Data records
**********

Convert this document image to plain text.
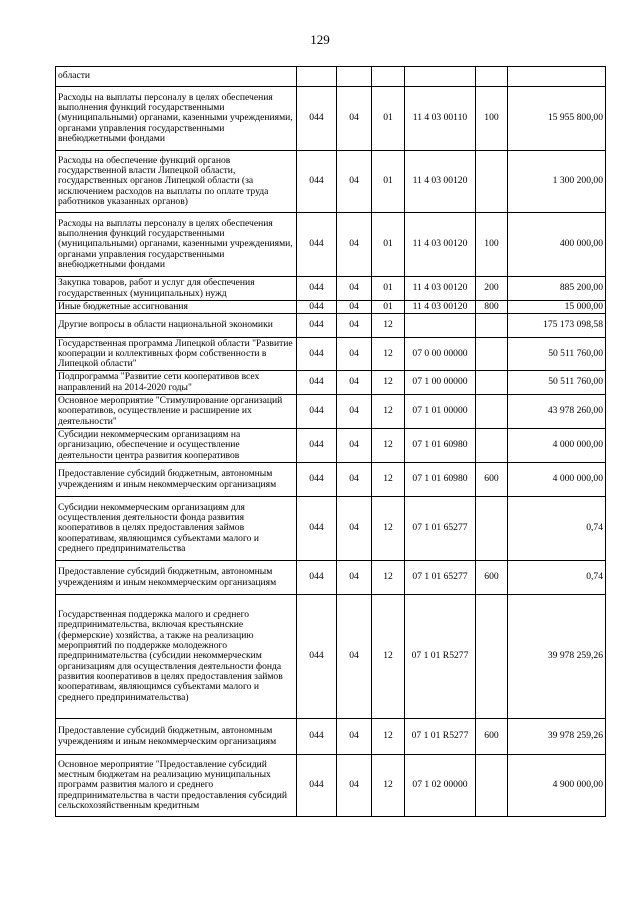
129
области						
Расходы на выплаты персоналу в целях обеспечения выполнения функций государственными (муниципальными) органами, казенными учреждениями, органами управления государственными внебюджетными фондами	044	04	01	11 4 03 00110	100	15 955 800,00
Расходы на обеспечение функций органов государственной власти Липецкой области, государственных органов Липецкой области (за исключением расходов на выплаты по оплате труда работников указанных органов)	044	04	01	11 4 03 00120		1 300 200,00
Расходы на выплаты персоналу в целях обеспечения выполнения функций государственными (муниципальными) органами, казенными учреждениями, органами управления государственными внебюджетными фондами	044	04	01	11 4 03 00120	100	400 000,00
Закупка товаров, работ и услуг для обеспечения государственных (муниципальных) нужд	044	04	01	11 4 03 00120	200	885 200,00
Иные бюджетные ассигнования	044	04	01	11 4 03 00120	800	15 000,00
Другие вопросы в области национальной экономики	044	04	12			175 173 098,58
Государственная программа Липецкой области "Развитие кооперации и коллективных форм собственности в Липецкой области"	044	04	12	07 0 00 00000		50 511 760,00
Подпрограмма "Развитие сети кооперативов всех направлений на 2014-2020 годы"	044	04	12	07 1 00 00000		50 511 760,00
Основное мероприятие "Стимулирование организаций кооперативов, осуществление и расширение их деятельности"	044	04	12	07 1 01 00000		43 978 260,00
Субсидии некоммерческим организациям на организацию, обеспечение и осуществление деятельности центра развития кооперативов	044	04	12	07 1 01 60980		4 000 000,00
Предоставление субсидий бюджетным, автономным учреждениям и иным некоммерческим организациям	044	04	12	07 1 01 60980	600	4 000 000,00
Субсидии некоммерческим организациям для осуществления деятельности фонда развития кооперативов в целях предоставления займов кооперативам, являющимся субъектами малого и среднего предпринимательства	044	04	12	07 1 01 65277		0,74
Предоставление субсидий бюджетным, автономным учреждениям и иным некоммерческим организациям	044	04	12	07 1 01 65277	600	0,74
Государственная поддержка малого и среднего предпринимательства, включая крестьянские (фермерские) хозяйства, а также на реализацию мероприятий по поддержке молодежного предпринимательства (субсидии некоммерческим организациям для осуществления деятельности фонда развития кооперативов в целях предоставления займов кооперативам, являющимся субъектами малого и среднего предпринимательства)	044	04	12	07 1 01 R5277		39 978 259,26
Предоставление субсидий бюджетным, автономным учреждениям и иным некоммерческим организациям	044	04	12	07 1 01 R5277	600	39 978 259,26
Основное мероприятие "Предоставление субсидий местным бюджетам на реализацию муниципальных программ развития малого и среднего предпринимательства в части предоставления субсидий сельскохозяйственным кредитным	044	04	12	07 1 02 00000		4 900 000,00
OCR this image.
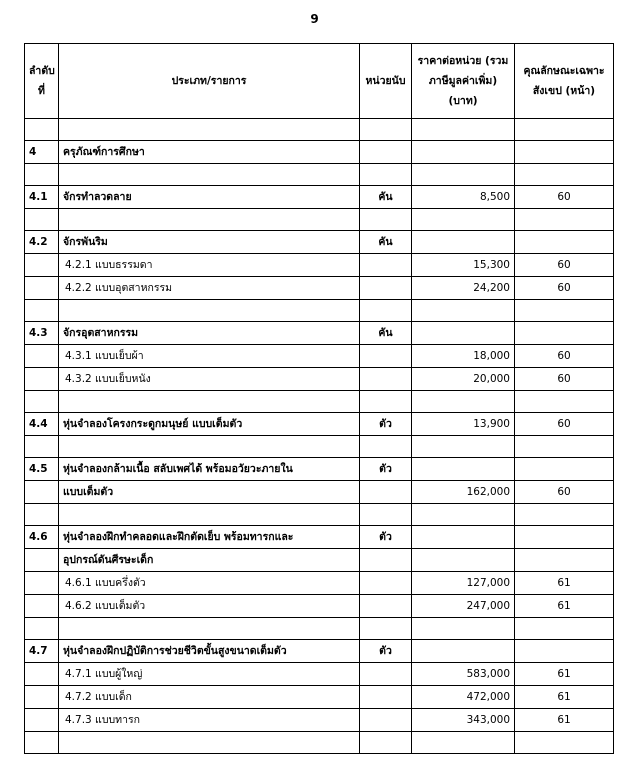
9
ลำดับที่	ประเภท/รายการ	หน่วยนับ	ราคาต่อหน่วย (รวมภาษีมูลค่าเพิ่ม) (บาท)	คุณลักษณะเฉพาะ สังเขป (หน้า)

4	ครุภัณฑ์การศึกษา			

4.1	จักรทำลวดลาย	คัน	8,500	60

4.2	จักรพันริม	คัน		
	4.2.1 แบบธรรมดา		15,300	60
	4.2.2 แบบอุตสาหกรรม		24,200	60

4.3	จักรอุตสาหกรรม	คัน		
	4.3.1 แบบเย็บผ้า		18,000	60
	4.3.2 แบบเย็บหนัง		20,000	60

4.4	หุ่นจำลองโครงกระดูกมนุษย์ แบบเต็มตัว	ตัว	13,900	60

4.5	หุ่นจำลองกล้ามเนื้อ สลับเพศได้ พร้อมอวัยวะภายใน	ตัว		
	แบบเต็มตัว		162,000	60

4.6	หุ่นจำลองฝึกทำคลอดและฝึกตัดเย็บ พร้อมทารกและ	ตัว		
	อุปกรณ์ดันศีรษะเด็ก			
	4.6.1 แบบครึ่งตัว		127,000	61
	4.6.2 แบบเต็มตัว		247,000	61

4.7	หุ่นจำลองฝึกปฏิบัติการช่วยชีวิตขั้นสูงขนาดเต็มตัว	ตัว		
	4.7.1 แบบผู้ใหญ่		583,000	61
	4.7.2 แบบเด็ก		472,000	61
	4.7.3 แบบทารก		343,000	61
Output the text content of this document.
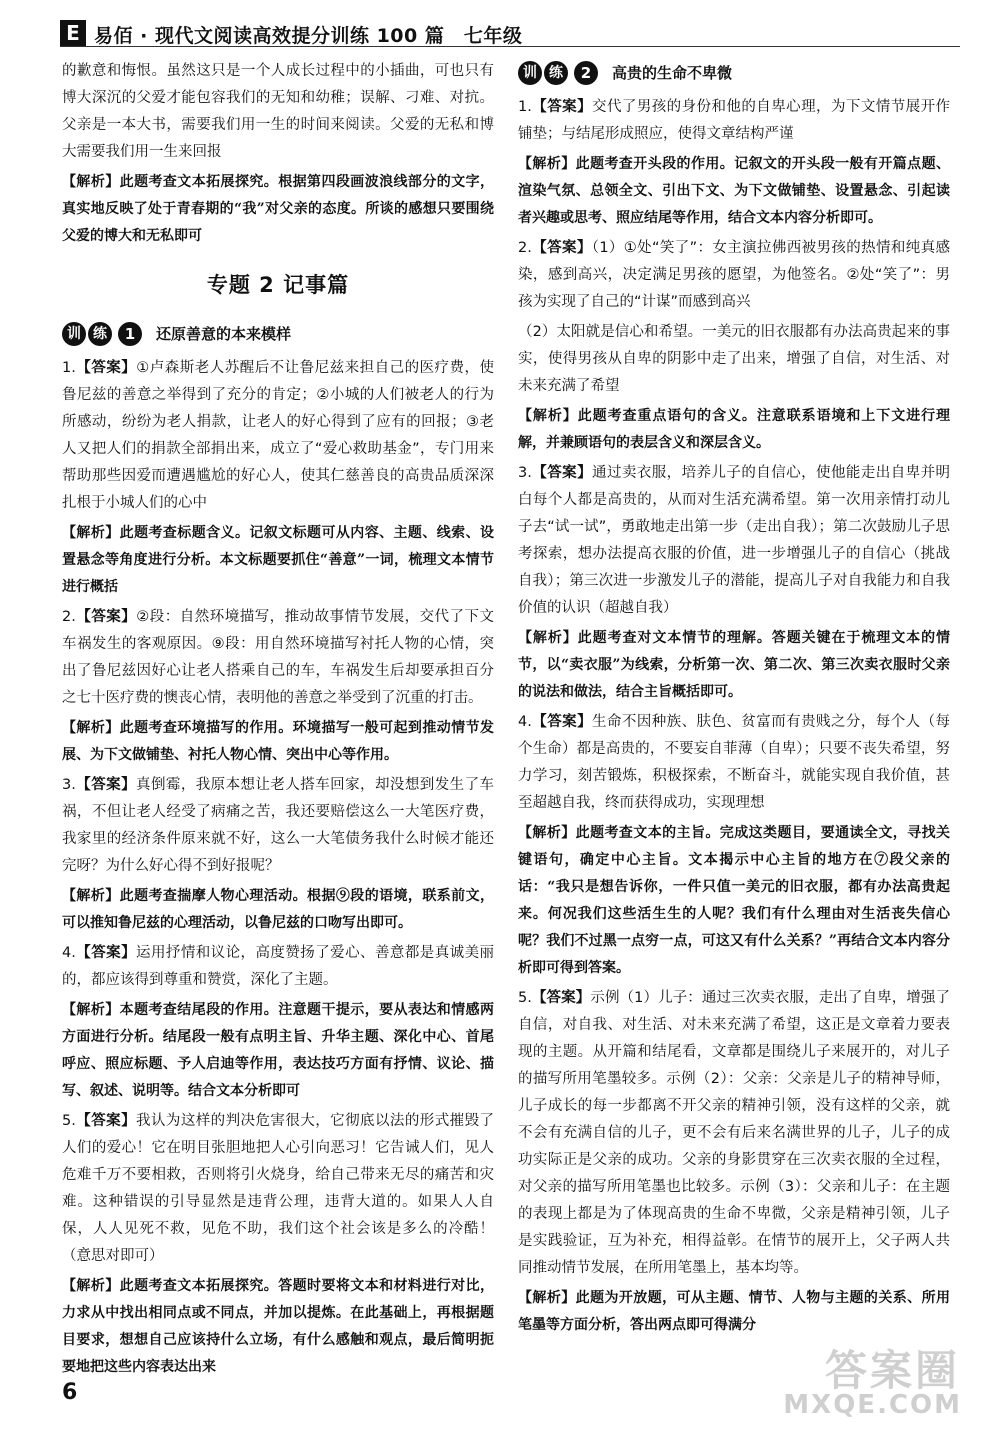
E 易佰 · 现代文阅读高效提分训练 100 篇　七年级

的歉意和悔恨。虽然这只是一个人成长过程中的小插曲，可也只有博大深沉的父爱才能包容我们的无知和幼稚；误解、刁难、对抗。父亲是一本大书，需要我们用一生的时间来阅读。父爱的无私和博大需要我们用一生来回报

【解析】此题考查文本拓展探究。根据第四段画波浪线部分的文字，真实地反映了处于青春期的“我”对父亲的态度。所谈的感想只要围绕父爱的博大和无私即可

专题 2 记事篇
训 练	1	还原善意的本来模样

1.【答案】①卢森斯老人苏醒后不让鲁尼兹来担自己的医疗费，使鲁尼兹的善意之举得到了充分的肯定；②小城的人们被老人的行为所感动，纷纷为老人捐款，让老人的好心得到了应有的回报；③老人又把人们的捐款全部捐出来，成立了“爱心救助基金”，专门用来帮助那些因爱而遭遇尴尬的好心人，使其仁慈善良的高贵品质深深扎根于小城人们的心中

【解析】此题考查标题含义。记叙文标题可从内容、主题、线索、设置悬念等角度进行分析。本文标题要抓住“善意”一词，梳理文本情节进行概括

2.【答案】②段：自然环境描写，推动故事情节发展，交代了下文车祸发生的客观原因。⑨段：用自然环境描写衬托人物的心情，突出了鲁尼兹因好心让老人搭乘自己的车，车祸发生后却要承担百分之七十医疗费的懊丧心情，表明他的善意之举受到了沉重的打击。

【解析】此题考查环境描写的作用。环境描写一般可起到推动情节发展、为下文做铺垫、衬托人物心情、突出中心等作用。

3.【答案】真倒霉，我原本想让老人搭车回家，却没想到发生了车祸，不但让老人经受了病痛之苦，我还要赔偿这么一大笔医疗费，我家里的经济条件原来就不好，这么一大笔债务我什么时候才能还完呀？为什么好心得不到好报呢？

【解析】此题考查揣摩人物心理活动。根据⑨段的语境，联系前文，可以推知鲁尼兹的心理活动，以鲁尼兹的口吻写出即可。

4.【答案】运用抒情和议论，高度赞扬了爱心、善意都是真诚美丽的，都应该得到尊重和赞赏，深化了主题。

【解析】本题考查结尾段的作用。注意题干提示，要从表达和情感两方面进行分析。结尾段一般有点明主旨、升华主题、深化中心、首尾呼应、照应标题、予人启迪等作用，表达技巧方面有抒情、议论、描写、叙述、说明等。结合文本分析即可

5.【答案】我认为这样的判决危害很大，它彻底以法的形式摧毁了人们的爱心！它在明目张胆地把人心引向恶习！它告诫人们，见人危难千万不要相救，否则将引火烧身，给自己带来无尽的痛苦和灾难。这种错误的引导显然是违背公理，违背大道的。如果人人自保，人人见死不救，见危不助，我们这个社会该是多么的冷酷！（意思对即可）

【解析】此题考查文本拓展探究。答题时要将文本和材料进行对比，力求从中找出相同点或不同点，并加以提炼。在此基础上，再根据题目要求，想想自己应该持什么立场，有什么感触和观点，最后简明扼要地把这些内容表达出来

训 练	2	高贵的生命不卑微

1.【答案】交代了男孩的身份和他的自卑心理，为下文情节展开作铺垫；与结尾形成照应，使得文章结构严谨

【解析】此题考查开头段的作用。记叙文的开头段一般有开篇点题、渲染气氛、总领全文、引出下文、为下文做铺垫、设置悬念、引起读者兴趣或思考、照应结尾等作用，结合文本内容分析即可。

2.【答案】（1）①处“笑了”：女主演拉佛西被男孩的热情和纯真感染，感到高兴，决定满足男孩的愿望，为他签名。②处“笑了”：男孩为实现了自己的“计谋”而感到高兴

（2）太阳就是信心和希望。一美元的旧衣服都有办法高贵起来的事实，使得男孩从自卑的阴影中走了出来，增强了自信，对生活、对未来充满了希望

【解析】此题考查重点语句的含义。注意联系语境和上下文进行理解，并兼顾语句的表层含义和深层含义。

3.【答案】通过卖衣服，培养儿子的自信心，使他能走出自卑并明白每个人都是高贵的，从而对生活充满希望。第一次用亲情打动儿子去“试一试”，勇敢地走出第一步（走出自我）；第二次鼓励儿子思考探索，想办法提高衣服的价值，进一步增强儿子的自信心（挑战自我）；第三次进一步激发儿子的潜能，提高儿子对自我能力和自我价值的认识（超越自我）

【解析】此题考查对文本情节的理解。答题关键在于梳理文本的情节，以“卖衣服”为线索，分析第一次、第二次、第三次卖衣服时父亲的说法和做法，结合主旨概括即可。

4.【答案】生命不因种族、肤色、贫富而有贵贱之分，每个人（每个生命）都是高贵的，不要妄自菲薄（自卑）；只要不丧失希望，努力学习，刻苦锻炼，积极探索，不断奋斗，就能实现自我价值，甚至超越自我，终而获得成功，实现理想

【解析】此题考查文本的主旨。完成这类题目，要通读全文，寻找关键语句，确定中心主旨。文本揭示中心主旨的地方在⑦段父亲的话：“我只是想告诉你，一件只值一美元的旧衣服，都有办法高贵起来。何况我们这些活生生的人呢？我们有什么理由对生活丧失信心呢？我们不过黑一点穷一点，可这又有什么关系？”再结合文本内容分析即可得到答案。

5.【答案】示例（1）儿子：通过三次卖衣服，走出了自卑，增强了自信，对自我、对生活、对未来充满了希望，这正是文章着力要表现的主题。从开篇和结尾看，文章都是围绕儿子来展开的，对儿子的描写所用笔墨较多。示例（2）：父亲：父亲是儿子的精神导师，儿子成长的每一步都离不开父亲的精神引领，没有这样的父亲，就不会有充满自信的儿子，更不会有后来名满世界的儿子，儿子的成功实际正是父亲的成功。父亲的身影贯穿在三次卖衣服的全过程，对父亲的描写所用笔墨也比较多。示例（3）：父亲和儿子：在主题的表现上都是为了体现高贵的生命不卑微，父亲是精神引领，儿子是实践验证，互为补充，相得益彰。在情节的展开上，父子两人共同推动情节发展，在所用笔墨上，基本均等。

【解析】此题为开放题，可从主题、情节、人物与主题的关系、所用笔墨等方面分析，答出两点即可得满分

6	答案圈
MXQE.COM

**********

Your instructions. Pull out every line of the records above that contains the word "แบบเย".

Written solution.
	4.3.1 แบบเย็บผ้า		18,000	60
	4.3.2 แบบเย็บหนัง		20,000	60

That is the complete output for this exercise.